----- RECORDS PROVIDED

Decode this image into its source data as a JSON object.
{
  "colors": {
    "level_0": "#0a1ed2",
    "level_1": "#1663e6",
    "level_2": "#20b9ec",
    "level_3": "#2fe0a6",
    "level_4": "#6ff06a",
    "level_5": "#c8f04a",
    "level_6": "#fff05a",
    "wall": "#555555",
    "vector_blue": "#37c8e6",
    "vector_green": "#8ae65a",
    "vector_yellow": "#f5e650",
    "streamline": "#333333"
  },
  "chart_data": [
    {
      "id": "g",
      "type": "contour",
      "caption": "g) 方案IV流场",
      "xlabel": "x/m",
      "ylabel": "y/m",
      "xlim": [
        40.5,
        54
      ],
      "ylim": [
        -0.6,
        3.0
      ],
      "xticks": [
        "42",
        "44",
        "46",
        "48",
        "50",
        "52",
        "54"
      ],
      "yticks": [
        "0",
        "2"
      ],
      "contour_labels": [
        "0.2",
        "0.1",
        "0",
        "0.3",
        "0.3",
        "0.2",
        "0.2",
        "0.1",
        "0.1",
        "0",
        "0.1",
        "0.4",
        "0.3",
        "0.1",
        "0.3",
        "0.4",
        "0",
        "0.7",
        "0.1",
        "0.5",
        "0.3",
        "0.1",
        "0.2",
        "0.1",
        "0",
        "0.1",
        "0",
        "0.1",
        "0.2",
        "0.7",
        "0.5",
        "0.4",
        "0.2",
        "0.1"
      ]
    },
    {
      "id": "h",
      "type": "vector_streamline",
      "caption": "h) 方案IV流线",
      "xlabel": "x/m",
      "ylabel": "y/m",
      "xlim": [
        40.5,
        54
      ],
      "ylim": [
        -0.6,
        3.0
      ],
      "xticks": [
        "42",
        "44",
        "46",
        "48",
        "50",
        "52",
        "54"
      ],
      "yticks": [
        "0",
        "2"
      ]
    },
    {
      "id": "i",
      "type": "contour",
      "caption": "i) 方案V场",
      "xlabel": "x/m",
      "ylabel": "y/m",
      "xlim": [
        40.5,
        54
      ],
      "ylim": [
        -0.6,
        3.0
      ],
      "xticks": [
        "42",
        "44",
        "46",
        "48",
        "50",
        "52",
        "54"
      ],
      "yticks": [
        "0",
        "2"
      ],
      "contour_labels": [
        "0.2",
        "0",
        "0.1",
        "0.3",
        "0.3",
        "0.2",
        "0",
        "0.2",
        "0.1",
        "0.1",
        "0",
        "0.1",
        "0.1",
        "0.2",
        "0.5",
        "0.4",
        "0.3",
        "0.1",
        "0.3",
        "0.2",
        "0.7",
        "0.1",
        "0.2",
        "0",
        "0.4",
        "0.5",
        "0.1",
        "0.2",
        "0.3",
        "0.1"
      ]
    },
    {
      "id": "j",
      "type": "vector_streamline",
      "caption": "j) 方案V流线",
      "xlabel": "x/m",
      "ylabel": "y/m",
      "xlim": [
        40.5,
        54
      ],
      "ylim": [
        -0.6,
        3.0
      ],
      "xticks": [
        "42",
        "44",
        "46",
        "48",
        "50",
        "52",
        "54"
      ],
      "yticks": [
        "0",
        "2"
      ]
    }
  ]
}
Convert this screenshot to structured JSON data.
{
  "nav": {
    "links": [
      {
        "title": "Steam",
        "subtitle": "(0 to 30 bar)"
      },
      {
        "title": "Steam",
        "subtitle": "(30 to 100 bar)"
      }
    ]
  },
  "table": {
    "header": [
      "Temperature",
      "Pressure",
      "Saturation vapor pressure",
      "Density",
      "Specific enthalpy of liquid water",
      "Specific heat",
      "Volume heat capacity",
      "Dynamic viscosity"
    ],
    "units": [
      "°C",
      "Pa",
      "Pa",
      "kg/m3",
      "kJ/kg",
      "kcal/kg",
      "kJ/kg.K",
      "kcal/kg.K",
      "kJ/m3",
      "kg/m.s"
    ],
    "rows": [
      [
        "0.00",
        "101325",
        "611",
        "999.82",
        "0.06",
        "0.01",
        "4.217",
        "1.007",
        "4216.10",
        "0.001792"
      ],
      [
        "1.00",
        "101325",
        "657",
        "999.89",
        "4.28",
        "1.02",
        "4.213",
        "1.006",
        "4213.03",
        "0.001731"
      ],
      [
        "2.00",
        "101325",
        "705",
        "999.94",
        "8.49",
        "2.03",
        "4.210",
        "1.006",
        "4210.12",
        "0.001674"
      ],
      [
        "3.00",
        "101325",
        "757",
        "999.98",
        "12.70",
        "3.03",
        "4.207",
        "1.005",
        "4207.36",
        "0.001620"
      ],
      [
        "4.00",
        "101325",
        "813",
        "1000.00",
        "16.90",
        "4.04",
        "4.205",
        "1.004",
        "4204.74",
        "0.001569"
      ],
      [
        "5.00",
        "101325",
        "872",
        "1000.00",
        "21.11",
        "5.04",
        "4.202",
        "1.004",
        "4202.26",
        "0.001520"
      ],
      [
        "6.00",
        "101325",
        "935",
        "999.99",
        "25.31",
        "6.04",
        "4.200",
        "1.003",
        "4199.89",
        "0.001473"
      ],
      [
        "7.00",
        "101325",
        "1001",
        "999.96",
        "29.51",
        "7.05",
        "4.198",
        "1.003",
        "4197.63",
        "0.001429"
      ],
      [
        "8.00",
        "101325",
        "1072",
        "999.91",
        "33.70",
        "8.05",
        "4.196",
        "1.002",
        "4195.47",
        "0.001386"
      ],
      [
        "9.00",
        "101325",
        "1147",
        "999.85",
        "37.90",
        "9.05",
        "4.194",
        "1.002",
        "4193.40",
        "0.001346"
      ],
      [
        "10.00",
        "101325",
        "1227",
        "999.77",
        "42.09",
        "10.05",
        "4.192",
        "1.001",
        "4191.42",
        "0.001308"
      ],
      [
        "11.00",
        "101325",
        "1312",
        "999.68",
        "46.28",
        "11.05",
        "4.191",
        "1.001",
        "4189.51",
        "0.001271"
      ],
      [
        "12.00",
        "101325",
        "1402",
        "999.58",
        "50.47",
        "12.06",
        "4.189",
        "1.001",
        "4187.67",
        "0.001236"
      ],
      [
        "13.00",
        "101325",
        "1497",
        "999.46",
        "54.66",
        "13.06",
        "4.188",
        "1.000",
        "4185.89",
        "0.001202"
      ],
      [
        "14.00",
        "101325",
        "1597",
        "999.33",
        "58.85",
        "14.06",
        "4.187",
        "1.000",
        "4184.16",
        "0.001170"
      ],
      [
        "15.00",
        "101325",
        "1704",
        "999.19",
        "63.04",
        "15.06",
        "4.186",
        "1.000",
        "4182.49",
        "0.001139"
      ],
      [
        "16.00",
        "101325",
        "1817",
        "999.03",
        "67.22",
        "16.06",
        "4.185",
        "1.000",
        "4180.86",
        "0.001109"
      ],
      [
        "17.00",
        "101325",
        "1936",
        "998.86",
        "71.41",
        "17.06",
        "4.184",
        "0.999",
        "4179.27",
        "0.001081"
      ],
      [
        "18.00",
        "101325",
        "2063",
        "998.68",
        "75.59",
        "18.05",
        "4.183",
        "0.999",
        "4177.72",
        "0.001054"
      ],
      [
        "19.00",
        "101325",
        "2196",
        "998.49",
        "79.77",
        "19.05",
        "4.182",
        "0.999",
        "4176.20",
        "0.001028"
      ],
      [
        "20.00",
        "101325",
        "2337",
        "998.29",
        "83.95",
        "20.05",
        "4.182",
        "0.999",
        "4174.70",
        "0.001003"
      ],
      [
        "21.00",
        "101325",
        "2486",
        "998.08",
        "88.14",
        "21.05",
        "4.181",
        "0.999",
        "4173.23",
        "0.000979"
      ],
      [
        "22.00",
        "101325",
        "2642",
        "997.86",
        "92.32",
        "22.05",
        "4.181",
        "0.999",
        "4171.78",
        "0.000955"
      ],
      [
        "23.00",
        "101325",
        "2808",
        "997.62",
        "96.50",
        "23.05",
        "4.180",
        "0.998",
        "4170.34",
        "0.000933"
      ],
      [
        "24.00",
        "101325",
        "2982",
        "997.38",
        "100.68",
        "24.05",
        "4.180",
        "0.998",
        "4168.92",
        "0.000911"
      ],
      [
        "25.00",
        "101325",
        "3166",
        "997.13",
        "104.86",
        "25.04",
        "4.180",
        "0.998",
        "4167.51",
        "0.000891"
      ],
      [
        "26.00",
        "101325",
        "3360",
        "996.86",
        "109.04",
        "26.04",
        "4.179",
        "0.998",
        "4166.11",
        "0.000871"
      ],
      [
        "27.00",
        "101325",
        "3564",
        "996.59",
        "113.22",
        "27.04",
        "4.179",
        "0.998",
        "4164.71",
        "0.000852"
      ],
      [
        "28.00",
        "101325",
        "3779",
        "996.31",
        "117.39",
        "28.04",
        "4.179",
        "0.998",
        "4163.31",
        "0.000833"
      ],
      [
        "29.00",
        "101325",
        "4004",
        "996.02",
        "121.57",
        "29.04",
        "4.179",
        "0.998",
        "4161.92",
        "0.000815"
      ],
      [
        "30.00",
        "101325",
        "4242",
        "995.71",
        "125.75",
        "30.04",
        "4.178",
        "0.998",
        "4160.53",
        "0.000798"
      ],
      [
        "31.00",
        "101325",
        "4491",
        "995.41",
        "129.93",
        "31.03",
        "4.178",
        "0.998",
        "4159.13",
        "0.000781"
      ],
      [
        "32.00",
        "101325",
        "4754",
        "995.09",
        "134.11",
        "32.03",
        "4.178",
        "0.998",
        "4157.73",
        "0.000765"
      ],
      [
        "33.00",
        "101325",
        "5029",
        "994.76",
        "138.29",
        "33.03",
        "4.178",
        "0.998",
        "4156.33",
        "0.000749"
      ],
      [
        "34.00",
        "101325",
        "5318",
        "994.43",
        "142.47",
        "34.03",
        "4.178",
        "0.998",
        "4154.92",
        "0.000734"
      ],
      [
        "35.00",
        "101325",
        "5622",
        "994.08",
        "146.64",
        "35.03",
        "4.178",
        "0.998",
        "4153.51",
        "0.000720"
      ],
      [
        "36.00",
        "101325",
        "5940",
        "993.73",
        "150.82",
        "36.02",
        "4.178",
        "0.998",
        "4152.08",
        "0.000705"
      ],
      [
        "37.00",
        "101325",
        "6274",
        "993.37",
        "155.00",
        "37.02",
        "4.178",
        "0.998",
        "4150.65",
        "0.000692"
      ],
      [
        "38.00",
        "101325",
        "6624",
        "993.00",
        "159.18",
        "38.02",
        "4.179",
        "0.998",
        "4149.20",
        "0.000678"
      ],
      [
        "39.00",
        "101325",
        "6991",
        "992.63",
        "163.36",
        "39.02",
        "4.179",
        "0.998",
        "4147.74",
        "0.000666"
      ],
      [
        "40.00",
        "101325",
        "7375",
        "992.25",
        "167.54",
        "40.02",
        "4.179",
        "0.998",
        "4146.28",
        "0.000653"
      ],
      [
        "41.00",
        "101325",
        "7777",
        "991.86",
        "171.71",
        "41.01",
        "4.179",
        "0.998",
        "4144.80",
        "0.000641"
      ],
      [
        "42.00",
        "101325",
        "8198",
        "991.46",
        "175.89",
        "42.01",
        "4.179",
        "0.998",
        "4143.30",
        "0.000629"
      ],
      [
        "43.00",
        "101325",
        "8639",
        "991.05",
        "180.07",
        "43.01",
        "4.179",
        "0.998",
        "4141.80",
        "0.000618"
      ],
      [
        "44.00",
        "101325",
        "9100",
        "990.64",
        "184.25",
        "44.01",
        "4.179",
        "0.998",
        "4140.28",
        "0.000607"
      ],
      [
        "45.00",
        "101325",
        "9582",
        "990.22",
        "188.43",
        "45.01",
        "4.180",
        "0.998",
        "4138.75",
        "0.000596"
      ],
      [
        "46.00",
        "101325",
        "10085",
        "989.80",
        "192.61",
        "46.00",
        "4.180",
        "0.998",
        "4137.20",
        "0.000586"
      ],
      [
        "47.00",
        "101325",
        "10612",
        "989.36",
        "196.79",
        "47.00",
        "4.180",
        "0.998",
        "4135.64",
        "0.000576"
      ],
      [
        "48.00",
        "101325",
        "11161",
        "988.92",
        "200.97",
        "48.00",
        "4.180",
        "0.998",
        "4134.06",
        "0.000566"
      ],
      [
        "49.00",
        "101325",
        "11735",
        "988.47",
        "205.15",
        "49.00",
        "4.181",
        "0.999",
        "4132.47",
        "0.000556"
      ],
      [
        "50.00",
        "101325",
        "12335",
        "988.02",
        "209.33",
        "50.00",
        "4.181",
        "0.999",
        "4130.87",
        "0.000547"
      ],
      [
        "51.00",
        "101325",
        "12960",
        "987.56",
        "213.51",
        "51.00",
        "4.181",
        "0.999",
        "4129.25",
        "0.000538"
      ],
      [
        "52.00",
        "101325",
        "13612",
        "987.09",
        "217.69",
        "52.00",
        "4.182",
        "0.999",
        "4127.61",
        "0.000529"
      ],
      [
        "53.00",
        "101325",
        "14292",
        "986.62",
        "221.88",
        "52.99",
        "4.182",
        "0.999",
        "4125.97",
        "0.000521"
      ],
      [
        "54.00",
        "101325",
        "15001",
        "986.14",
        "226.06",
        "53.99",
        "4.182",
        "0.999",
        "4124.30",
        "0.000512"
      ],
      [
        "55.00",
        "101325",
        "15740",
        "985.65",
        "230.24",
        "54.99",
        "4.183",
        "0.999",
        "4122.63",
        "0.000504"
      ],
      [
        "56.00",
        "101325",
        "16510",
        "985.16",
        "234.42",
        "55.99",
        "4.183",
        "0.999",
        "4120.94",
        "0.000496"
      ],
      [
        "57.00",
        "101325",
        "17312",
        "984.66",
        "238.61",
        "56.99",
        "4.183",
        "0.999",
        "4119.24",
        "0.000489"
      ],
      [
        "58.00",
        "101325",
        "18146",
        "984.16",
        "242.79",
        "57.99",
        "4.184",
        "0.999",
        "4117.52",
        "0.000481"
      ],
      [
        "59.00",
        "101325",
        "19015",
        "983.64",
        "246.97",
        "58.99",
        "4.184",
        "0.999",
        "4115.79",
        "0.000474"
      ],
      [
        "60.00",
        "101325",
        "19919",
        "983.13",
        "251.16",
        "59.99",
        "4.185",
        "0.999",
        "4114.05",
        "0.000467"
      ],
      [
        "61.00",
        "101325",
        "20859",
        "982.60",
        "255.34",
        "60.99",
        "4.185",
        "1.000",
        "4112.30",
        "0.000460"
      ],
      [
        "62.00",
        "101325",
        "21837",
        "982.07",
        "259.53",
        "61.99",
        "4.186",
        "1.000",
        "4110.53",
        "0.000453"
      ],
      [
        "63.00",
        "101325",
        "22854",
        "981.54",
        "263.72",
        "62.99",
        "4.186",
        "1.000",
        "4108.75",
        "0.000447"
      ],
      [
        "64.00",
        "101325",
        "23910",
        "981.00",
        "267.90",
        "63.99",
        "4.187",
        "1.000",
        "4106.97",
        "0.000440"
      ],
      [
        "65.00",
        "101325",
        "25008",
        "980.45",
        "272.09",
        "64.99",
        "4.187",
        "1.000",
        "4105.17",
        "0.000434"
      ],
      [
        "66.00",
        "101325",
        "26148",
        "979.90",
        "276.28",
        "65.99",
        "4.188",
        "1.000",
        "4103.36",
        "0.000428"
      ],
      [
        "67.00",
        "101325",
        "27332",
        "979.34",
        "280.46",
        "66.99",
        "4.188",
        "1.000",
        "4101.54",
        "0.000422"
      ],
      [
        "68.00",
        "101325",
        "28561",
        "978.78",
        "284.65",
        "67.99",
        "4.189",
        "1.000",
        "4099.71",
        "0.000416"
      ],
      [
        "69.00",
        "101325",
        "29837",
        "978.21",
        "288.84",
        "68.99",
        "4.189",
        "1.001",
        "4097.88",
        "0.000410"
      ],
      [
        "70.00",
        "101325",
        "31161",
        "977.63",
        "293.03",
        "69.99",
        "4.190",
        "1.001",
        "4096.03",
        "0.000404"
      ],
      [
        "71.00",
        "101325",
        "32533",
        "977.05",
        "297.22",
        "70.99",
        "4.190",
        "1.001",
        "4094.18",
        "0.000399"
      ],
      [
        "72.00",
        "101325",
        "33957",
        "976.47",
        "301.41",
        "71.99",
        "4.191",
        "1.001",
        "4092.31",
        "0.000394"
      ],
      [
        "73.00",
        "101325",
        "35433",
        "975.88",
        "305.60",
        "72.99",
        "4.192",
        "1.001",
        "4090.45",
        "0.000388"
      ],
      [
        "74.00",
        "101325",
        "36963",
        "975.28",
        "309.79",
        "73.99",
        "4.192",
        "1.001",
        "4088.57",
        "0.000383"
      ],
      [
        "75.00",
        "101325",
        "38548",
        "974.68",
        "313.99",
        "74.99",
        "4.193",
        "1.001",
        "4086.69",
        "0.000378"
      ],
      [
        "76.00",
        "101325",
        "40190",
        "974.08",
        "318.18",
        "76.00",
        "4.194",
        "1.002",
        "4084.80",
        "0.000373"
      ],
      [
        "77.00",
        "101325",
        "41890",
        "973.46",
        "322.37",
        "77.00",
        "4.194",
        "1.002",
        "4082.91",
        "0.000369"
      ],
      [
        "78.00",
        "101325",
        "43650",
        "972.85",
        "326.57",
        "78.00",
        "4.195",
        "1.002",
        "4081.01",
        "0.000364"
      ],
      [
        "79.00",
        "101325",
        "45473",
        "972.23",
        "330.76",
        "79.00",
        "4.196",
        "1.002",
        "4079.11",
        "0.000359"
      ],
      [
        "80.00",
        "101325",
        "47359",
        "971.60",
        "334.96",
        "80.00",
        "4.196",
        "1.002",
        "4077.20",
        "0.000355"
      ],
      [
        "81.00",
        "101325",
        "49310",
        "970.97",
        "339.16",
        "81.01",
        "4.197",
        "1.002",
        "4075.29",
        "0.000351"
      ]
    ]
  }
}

----------

• GIVEN PROBLEM
State the number of lines in these entries that include the string "JSON". Provide nothing beyond that number.

• EXERCISE RESPONSE
2